● AIM
Output every record below exactly as it appears.

--- START STORED RECORDS ---

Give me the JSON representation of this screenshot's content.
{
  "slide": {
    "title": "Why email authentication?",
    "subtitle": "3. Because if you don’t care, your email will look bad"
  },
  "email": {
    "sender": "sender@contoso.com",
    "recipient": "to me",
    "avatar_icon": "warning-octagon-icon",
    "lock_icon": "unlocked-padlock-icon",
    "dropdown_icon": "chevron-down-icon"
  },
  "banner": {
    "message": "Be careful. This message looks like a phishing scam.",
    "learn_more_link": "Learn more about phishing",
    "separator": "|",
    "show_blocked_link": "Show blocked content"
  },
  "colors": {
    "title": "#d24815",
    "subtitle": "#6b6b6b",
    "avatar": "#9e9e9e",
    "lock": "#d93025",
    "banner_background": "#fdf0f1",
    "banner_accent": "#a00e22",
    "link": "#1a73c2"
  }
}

--- END STORED RECORDS ---

● EXERCISE RESULT
Give me the JSON representation of this screenshot's content.
{
  "slide": {
    "title": "Why email authentication?",
    "subtitle": "3. Because if you don’t care, your email will look bad"
  },
  "email": {
    "sender": "sender@contoso.com",
    "recipient": "to me",
    "avatar_icon": "warning-octagon-icon",
    "lock_icon": "unlocked-padlock-icon",
    "dropdown_icon": "chevron-down-icon"
  },
  "banner": {
    "message": "Be careful. This message looks like a phishing scam.",
    "learn_more_link": "Learn more about phishing",
    "separator": "|",
    "show_blocked_link": "Show blocked content"
  },
  "colors": {
    "title": "#d24815",
    "subtitle": "#6b6b6b",
    "avatar": "#9e9e9e",
    "lock": "#d93025",
    "banner_background": "#fdf0f1",
    "banner_accent": "#a00e22",
    "link": "#1a73c2"
  }
}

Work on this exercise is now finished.